▸ PROBLEM TO SOLVE:
Pictures do not belong in the copy; restate the records below word for word.

▸ Saved entries:
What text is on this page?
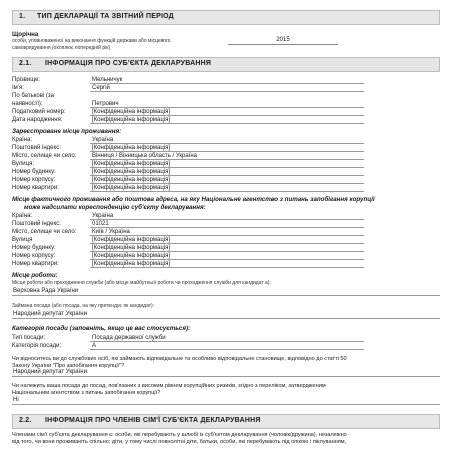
1.	ТИП ДЕКЛАРАЦІЇ ТА ЗВІТНИЙ ПЕРІОД
Щорічна
особи, уповноваженої на виконання функцій держави або місцевого
самоврядування (охоплює попередній рік)
2015
2.1.	ІНФОРМАЦІЯ ПРО СУБ'ЄКТА ДЕКЛАРУВАННЯ
Прізвище:	Мельничук
Ім'я:	Сергій
По батькові (за
наявності):	Петрович
Податковий номер:	[Конфіденційна інформація]
Дата народження:	[Конфіденційна інформація]
Зареєстроване місце проживання:
Країна:	Україна
Поштовий індекс:	[Конфіденційна інформація]
Місто, селище чи село:	Вінниця / Вінницька область / Україна
Вулиця:	[Конфіденційна інформація]
Номер будинку:	[Конфіденційна інформація]
Номер корпусу:	[Конфіденційна інформація]
Номер квартири:	[Конфіденційна інформація]
Місце фактичного проживання або поштова адреса, на яку Національне агентство з питань запобігання корупції
може надсилати кореспонденцію суб'єкту декларування:
Країна:	Україна
Поштовий індекс:	01021
Місто, селище чи село:	Київ / Україна
Вулиця	[Конфіденційна інформація]
Номер будинку:	[Конфіденційна інформація]
Номер корпусу:	[Конфіденційна інформація]
Номер квартири:	[Конфіденційна інформація]
Місце роботи:
Місце роботи або проходження служби (або місце майбутньої роботи чи проходження служби для кандидат а):
Верховна Рада України
Займана посада (або посада, на яку претендує як кандидат):
Народний депутат України
Категорія посади (заповніть, якщо це вас стосується):
Тип посади:	Посада державної служби
Категорія посади:	А
Чи відноситесь ви до службових осіб, які займають відповідальне та особливо відповідальне становище, відповідно до статті 50
Закону України "Про запобігання корупції"?
Народний депутат України
Чи належить ваша посада до посад, пов'язаних з високим рівнем корупційних ризиків, згідно з переліком, затвердженим
Національним агентством з питань запобігання корупції?
Ні
2.2.	ІНФОРМАЦІЯ ПРО ЧЛЕНІВ СІМ'Ї СУБ'ЄКТА ДЕКЛАРУВАННЯ
Членами сім'ї суб'єкта декларування є: особи, які перебувають у шлюбі із суб'єктом декларування (чоловік/дружина), незалежно
від того, чи вони проживають спільно; діти, у тому числі повнолітні діти, батьки, особи, які перебувають під опікою і піклуванням,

▸ OUTPUT BELOW:
What text is on this page?
1.	ТИП ДЕКЛАРАЦІЇ ТА ЗВІТНИЙ ПЕРІОД
Щорічна
особи, уповноваженої на виконання функцій держави або місцевого
самоврядування (охоплює попередній рік)
2015
2.1.	ІНФОРМАЦІЯ ПРО СУБ'ЄКТА ДЕКЛАРУВАННЯ
Прізвище:	Мельничук
Ім'я:	Сергій
По батькові (за
наявності):	Петрович
Податковий номер:	[Конфіденційна інформація]
Дата народження:	[Конфіденційна інформація]
Зареєстроване місце проживання:
Країна:	Україна
Поштовий індекс:	[Конфіденційна інформація]
Місто, селище чи село:	Вінниця / Вінницька область / Україна
Вулиця:	[Конфіденційна інформація]
Номер будинку:	[Конфіденційна інформація]
Номер корпусу:	[Конфіденційна інформація]
Номер квартири:	[Конфіденційна інформація]
Місце фактичного проживання або поштова адреса, на яку Національне агентство з питань запобігання корупції
може надсилати кореспонденцію суб'єкту декларування:
Країна:	Україна
Поштовий індекс:	01021
Місто, селище чи село:	Київ / Україна
Вулиця	[Конфіденційна інформація]
Номер будинку:	[Конфіденційна інформація]
Номер корпусу:	[Конфіденційна інформація]
Номер квартири:	[Конфіденційна інформація]
Місце роботи:
Місце роботи або проходження служби (або місце майбутньої роботи чи проходження служби для кандидат а):
Верховна Рада України
Займана посада (або посада, на яку претендує як кандидат):
Народний депутат України
Категорія посади (заповніть, якщо це вас стосується):
Тип посади:	Посада державної служби
Категорія посади:	А
Чи відноситесь ви до службових осіб, які займають відповідальне та особливо відповідальне становище, відповідно до статті 50
Закону України "Про запобігання корупції"?
Народний депутат України
Чи належить ваша посада до посад, пов'язаних з високим рівнем корупційних ризиків, згідно з переліком, затвердженим
Національним агентством з питань запобігання корупції?
Ні
2.2.	ІНФОРМАЦІЯ ПРО ЧЛЕНІВ СІМ'Ї СУБ'ЄКТА ДЕКЛАРУВАННЯ
Членами сім'ї суб'єкта декларування є: особи, які перебувають у шлюбі із суб'єктом декларування (чоловік/дружина), незалежно
від того, чи вони проживають спільно; діти, у тому числі повнолітні діти, батьки, особи, які перебувають під опікою і піклуванням,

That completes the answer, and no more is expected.